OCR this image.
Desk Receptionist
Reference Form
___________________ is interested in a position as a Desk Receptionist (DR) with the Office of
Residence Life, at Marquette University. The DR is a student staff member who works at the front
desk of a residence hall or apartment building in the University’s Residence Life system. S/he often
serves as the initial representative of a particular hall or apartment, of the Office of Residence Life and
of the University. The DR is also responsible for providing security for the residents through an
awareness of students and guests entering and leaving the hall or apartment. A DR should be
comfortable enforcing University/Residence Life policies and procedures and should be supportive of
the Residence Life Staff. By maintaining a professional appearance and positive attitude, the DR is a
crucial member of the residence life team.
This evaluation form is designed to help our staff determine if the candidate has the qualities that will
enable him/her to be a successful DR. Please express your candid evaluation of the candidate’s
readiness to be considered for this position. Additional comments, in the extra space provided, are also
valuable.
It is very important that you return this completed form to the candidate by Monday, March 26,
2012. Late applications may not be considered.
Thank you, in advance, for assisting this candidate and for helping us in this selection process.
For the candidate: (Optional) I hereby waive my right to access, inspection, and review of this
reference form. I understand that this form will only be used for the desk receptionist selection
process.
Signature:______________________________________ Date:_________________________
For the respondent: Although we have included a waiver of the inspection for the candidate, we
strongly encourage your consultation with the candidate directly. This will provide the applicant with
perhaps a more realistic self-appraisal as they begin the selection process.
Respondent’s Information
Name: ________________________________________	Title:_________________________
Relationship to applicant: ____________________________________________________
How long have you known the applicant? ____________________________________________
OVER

■ ■ ■

SHORT PROBLEM:
Above are the records; copy all of them exactly.

WRITTEN SOLUTION:
OCR this image.
Desk Receptionist
Reference Form
___________________ is interested in a position as a Desk Receptionist (DR) with the Office of
Residence Life, at Marquette University. The DR is a student staff member who works at the front
desk of a residence hall or apartment building in the University’s Residence Life system. S/he often
serves as the initial representative of a particular hall or apartment, of the Office of Residence Life and
of the University. The DR is also responsible for providing security for the residents through an
awareness of students and guests entering and leaving the hall or apartment. A DR should be
comfortable enforcing University/Residence Life policies and procedures and should be supportive of
the Residence Life Staff. By maintaining a professional appearance and positive attitude, the DR is a
crucial member of the residence life team.
This evaluation form is designed to help our staff determine if the candidate has the qualities that will
enable him/her to be a successful DR. Please express your candid evaluation of the candidate’s
readiness to be considered for this position. Additional comments, in the extra space provided, are also
valuable.
It is very important that you return this completed form to the candidate by Monday, March 26,
2012. Late applications may not be considered.
Thank you, in advance, for assisting this candidate and for helping us in this selection process.
For the candidate: (Optional) I hereby waive my right to access, inspection, and review of this
reference form. I understand that this form will only be used for the desk receptionist selection
process.
Signature:______________________________________ Date:_________________________
For the respondent: Although we have included a waiver of the inspection for the candidate, we
strongly encourage your consultation with the candidate directly. This will provide the applicant with
perhaps a more realistic self-appraisal as they begin the selection process.
Respondent’s Information
Name: ________________________________________	Title:_________________________
Relationship to applicant: ____________________________________________________
How long have you known the applicant? ____________________________________________
OVER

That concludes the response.